-- TASKS AND EXERCISES --
1. List every person named in the passage on DEI initiatives, along with the title or role it gives each one.
2. Write out the passage on DEI initiatives word for word, from "The pushback against" down to "Georgia, on Tuesday.".
3. Extend the passage on DEI initiatives by writing what comes next after its final sentence.

-- PROVIDED TEXT --
════

The pushback against DEI initiatives reached a boiling point in the U.S. this year, and programs meant to foster equity and inclusion in the workforce have been caught in an ongoing political backlash. They still have a place in corporate America, some business leaders and government officials say—they just may need to go by a different name.

Less important are the exact letters used than the intention behind them, said Debbie Dyson, CEO of OneTen, a coalition of more than 60 employers that aims to create one million careers for Black workers and others without four-year degrees, at Fortune’s Impact Initiative in Atlanta, Georgia, on Tuesday.

“The letters have sort of changed around, whether you take out an E, you change it to a B, you add an A. It’s like alphabet soup,” said Dyson. “I would really rather us have a conversation about what we are trying to do around opening up opportunities in a more balanced matter.”

Dyson was joined by Zakiya Carr Johnson, chief diversity and inclusion officer at the U.S. State Department, and Johnny C. Taylor, Jr., president and CEO at the Society of Human Resource Management (SHRM). The trio discussed the legal and political challenges to diversity initiatives and how they continue to evolve as a result.

Taylor Jr., argued that it’s only natural for these efforts to change, just as the workforce continues to change decade to decade. Rather than focus on specific letters or acronyms, he said it was important to focus on the outcomes and how the initiatives are actually helping workers.

════

-- SOURCE DATA --
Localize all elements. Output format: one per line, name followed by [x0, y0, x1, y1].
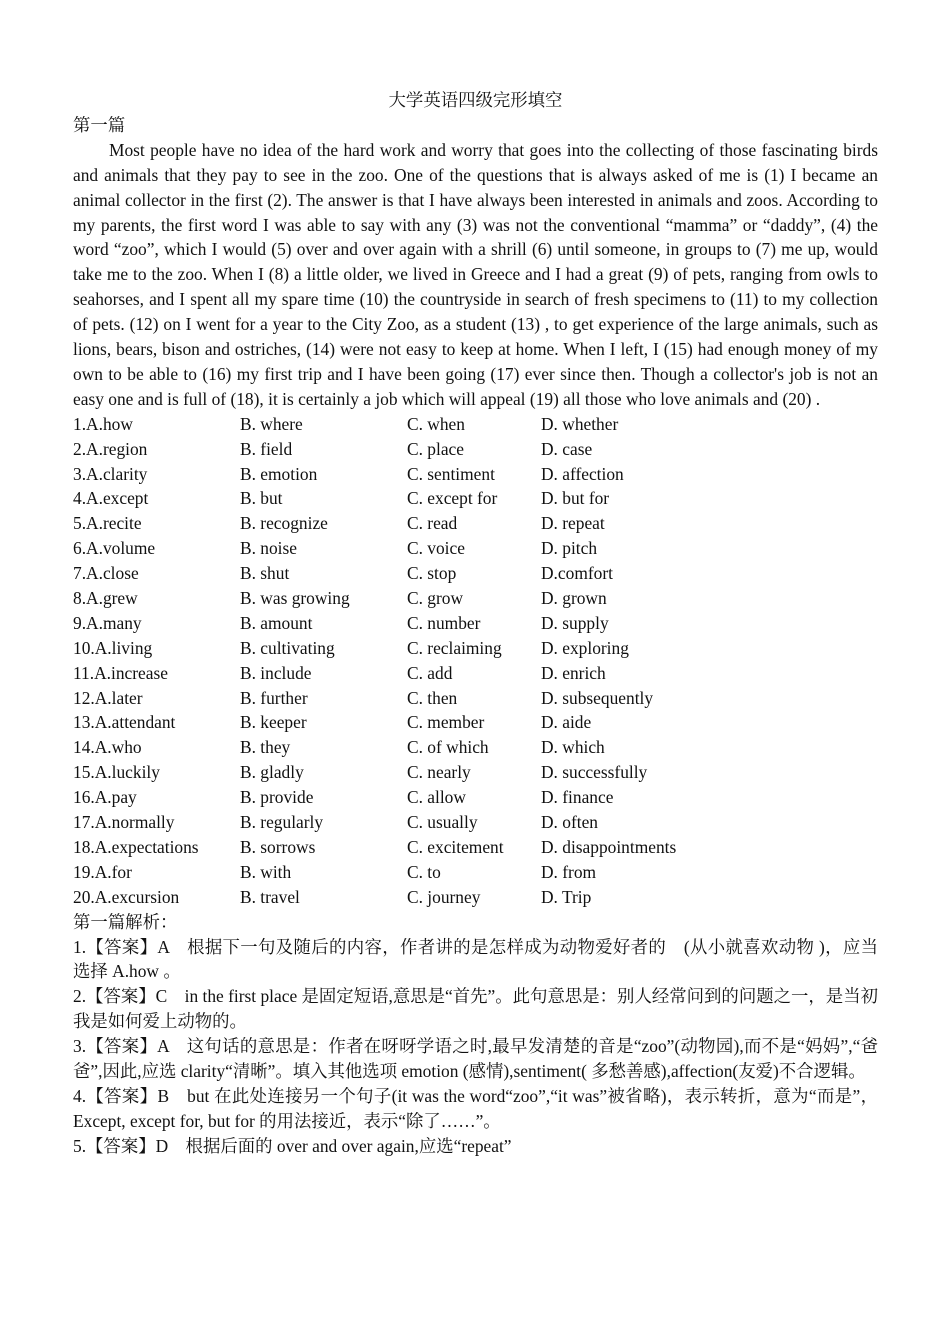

════

-- RESPONSES PER TASK --
1.
- Debbie Dyson, CEO of OneTen
- Zakiya Carr Johnson, chief diversity and inclusion officer at the U.S. State Department
- Johnny C. Taylor, Jr., president and CEO at the Society of Human Resource Management (SHRM)

2.
The pushback against DEI initiatives reached a boiling point in the U.S. this year, and programs meant to foster equity and inclusion in the workforce have been caught in an ongoing political backlash. They still have a place in corporate America, some business leaders and government officials say—they just may need to go by a different name.

Less important are the exact letters used than the intention behind them, said Debbie Dyson, CEO of OneTen, a coalition of more than 60 employers that aims to create one million careers for Black workers and others without four-year degrees, at Fortune’s Impact Initiative in Atlanta, Georgia, on Tuesday.

3.
And that could mean revisiting the work that human resources departments and others have been doing on the DEI front to ensure that it is getting the desired results. Taylor, Jr.’s organization recently came under fire for removing the “E” from its approach to “Inclusion, Equity and Diversity,” because it said it found that while workers and business leaders responded positively to inclusion and diversity, equity discussions can create unnecessary pushback. The organization, he says, is still focused on the same type of work as before without emphasizing the most polarizing component.

“America is not the America from the 1970s and 80s,” he said. “If you are still doing what you did in the 1980s and 90s, the reality is it is not working anymore.”

Dyson said it’s critical for leaders to focus on how providing disadvantaged groups with skills can help the U.S. labor shortage and the economy as a whole. While certain politicians and even other workers may object to “DEI” without fully understanding the intent, what the best programs can do is provide pathways for better jobs for all workers.

But the State Department’s Carr Johnson pushed back on the notion that focusing on the letters in these initiatives isn’t important. She said rather than running away, it is crucial for leaders to define what the programs are and what they are meant to do: create opportunities for those who might be disadvantaged in the workforce.

“It may not impact you today, it may be impacting someone you love. Your parents, your children, your spouse. But at some point if you live long enough, it will come for every single one of us,” said Carr Johnson. “And how do we create spaces, workplaces, that are more inclusive for us all, where we all belong.”